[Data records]
□ □ □ □ □
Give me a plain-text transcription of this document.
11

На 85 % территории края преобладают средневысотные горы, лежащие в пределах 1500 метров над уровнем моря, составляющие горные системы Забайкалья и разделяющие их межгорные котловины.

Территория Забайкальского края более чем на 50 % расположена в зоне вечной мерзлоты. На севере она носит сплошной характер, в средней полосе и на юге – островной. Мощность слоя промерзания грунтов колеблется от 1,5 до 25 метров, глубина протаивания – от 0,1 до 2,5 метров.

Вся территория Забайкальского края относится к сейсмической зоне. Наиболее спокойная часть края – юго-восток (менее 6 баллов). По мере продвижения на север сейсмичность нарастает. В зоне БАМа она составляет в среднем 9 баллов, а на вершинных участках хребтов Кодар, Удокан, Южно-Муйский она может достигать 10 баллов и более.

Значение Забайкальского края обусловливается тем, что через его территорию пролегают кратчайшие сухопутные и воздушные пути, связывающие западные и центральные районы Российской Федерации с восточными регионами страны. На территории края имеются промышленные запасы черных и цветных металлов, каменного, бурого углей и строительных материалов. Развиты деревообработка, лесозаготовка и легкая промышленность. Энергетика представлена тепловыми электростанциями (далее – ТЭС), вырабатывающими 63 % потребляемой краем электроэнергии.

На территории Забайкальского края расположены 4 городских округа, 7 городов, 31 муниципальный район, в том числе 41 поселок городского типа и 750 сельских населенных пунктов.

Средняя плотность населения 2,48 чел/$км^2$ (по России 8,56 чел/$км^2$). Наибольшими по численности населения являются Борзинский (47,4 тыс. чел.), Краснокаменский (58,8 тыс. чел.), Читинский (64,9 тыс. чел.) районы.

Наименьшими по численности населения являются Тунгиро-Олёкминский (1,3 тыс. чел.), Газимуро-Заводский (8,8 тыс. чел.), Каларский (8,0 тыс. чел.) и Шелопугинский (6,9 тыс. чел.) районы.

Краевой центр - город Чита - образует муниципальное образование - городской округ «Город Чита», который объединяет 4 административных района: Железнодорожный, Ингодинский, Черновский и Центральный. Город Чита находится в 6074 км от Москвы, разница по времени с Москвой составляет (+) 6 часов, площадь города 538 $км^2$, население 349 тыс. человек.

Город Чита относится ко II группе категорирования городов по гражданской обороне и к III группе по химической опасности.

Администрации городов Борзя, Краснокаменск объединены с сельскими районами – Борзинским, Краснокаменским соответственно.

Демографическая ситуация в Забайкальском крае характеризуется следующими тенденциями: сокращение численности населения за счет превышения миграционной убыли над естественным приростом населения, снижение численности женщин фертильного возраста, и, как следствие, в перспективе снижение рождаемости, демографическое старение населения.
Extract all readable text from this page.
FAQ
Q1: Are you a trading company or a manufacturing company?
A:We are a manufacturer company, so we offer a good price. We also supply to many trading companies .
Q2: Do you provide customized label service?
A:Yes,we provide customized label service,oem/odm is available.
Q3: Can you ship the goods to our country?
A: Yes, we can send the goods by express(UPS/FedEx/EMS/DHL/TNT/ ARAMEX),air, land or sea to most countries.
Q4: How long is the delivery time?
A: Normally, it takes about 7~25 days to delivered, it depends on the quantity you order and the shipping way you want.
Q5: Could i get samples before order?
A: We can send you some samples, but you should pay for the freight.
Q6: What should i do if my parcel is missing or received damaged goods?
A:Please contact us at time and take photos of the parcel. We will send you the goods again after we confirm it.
□ □ □ □ □
Problem description:
All of the entries above must be quoted exactly.

Worked answer:
Give me a plain-text transcription of this document.
11

На 85 % территории края преобладают средневысотные горы, лежащие в пределах 1500 метров над уровнем моря, составляющие горные системы Забайкалья и разделяющие их межгорные котловины.

Территория Забайкальского края более чем на 50 % расположена в зоне вечной мерзлоты. На севере она носит сплошной характер, в средней полосе и на юге – островной. Мощность слоя промерзания грунтов колеблется от 1,5 до 25 метров, глубина протаивания – от 0,1 до 2,5 метров.

Вся территория Забайкальского края относится к сейсмической зоне. Наиболее спокойная часть края – юго-восток (менее 6 баллов). По мере продвижения на север сейсмичность нарастает. В зоне БАМа она составляет в среднем 9 баллов, а на вершинных участках хребтов Кодар, Удокан, Южно-Муйский она может достигать 10 баллов и более.

Значение Забайкальского края обусловливается тем, что через его территорию пролегают кратчайшие сухопутные и воздушные пути, связывающие западные и центральные районы Российской Федерации с восточными регионами страны. На территории края имеются промышленные запасы черных и цветных металлов, каменного, бурого углей и строительных материалов. Развиты деревообработка, лесозаготовка и легкая промышленность. Энергетика представлена тепловыми электростанциями (далее – ТЭС), вырабатывающими 63 % потребляемой краем электроэнергии.

На территории Забайкальского края расположены 4 городских округа, 7 городов, 31 муниципальный район, в том числе 41 поселок городского типа и 750 сельских населенных пунктов.

Средняя плотность населения 2,48 чел/$км^2$ (по России 8,56 чел/$км^2$). Наибольшими по численности населения являются Борзинский (47,4 тыс. чел.), Краснокаменский (58,8 тыс. чел.), Читинский (64,9 тыс. чел.) районы.

Наименьшими по численности населения являются Тунгиро-Олёкминский (1,3 тыс. чел.), Газимуро-Заводский (8,8 тыс. чел.), Каларский (8,0 тыс. чел.) и Шелопугинский (6,9 тыс. чел.) районы.

Краевой центр - город Чита - образует муниципальное образование - городской округ «Город Чита», который объединяет 4 административных района: Железнодорожный, Ингодинский, Черновский и Центральный. Город Чита находится в 6074 км от Москвы, разница по времени с Москвой составляет (+) 6 часов, площадь города 538 $км^2$, население 349 тыс. человек.

Город Чита относится ко II группе категорирования городов по гражданской обороне и к III группе по химической опасности.

Администрации городов Борзя, Краснокаменск объединены с сельскими районами – Борзинским, Краснокаменским соответственно.

Демографическая ситуация в Забайкальском крае характеризуется следующими тенденциями: сокращение численности населения за счет превышения миграционной убыли над естественным приростом населения, снижение численности женщин фертильного возраста, и, как следствие, в перспективе снижение рождаемости, демографическое старение населения.
Extract all readable text from this page.
FAQ
Q1: Are you a trading company or a manufacturing company?
A:We are a manufacturer company, so we offer a good price. We also supply to many trading companies .
Q2: Do you provide customized label service?
A:Yes,we provide customized label service,oem/odm is available.
Q3: Can you ship the goods to our country?
A: Yes, we can send the goods by express(UPS/FedEx/EMS/DHL/TNT/ ARAMEX),air, land or sea to most countries.
Q4: How long is the delivery time?
A: Normally, it takes about 7~25 days to delivered, it depends on the quantity you order and the shipping way you want.
Q5: Could i get samples before order?
A: We can send you some samples, but you should pay for the freight.
Q6: What should i do if my parcel is missing or received damaged goods?
A:Please contact us at time and take photos of the parcel. We will send you the goods again after we confirm it.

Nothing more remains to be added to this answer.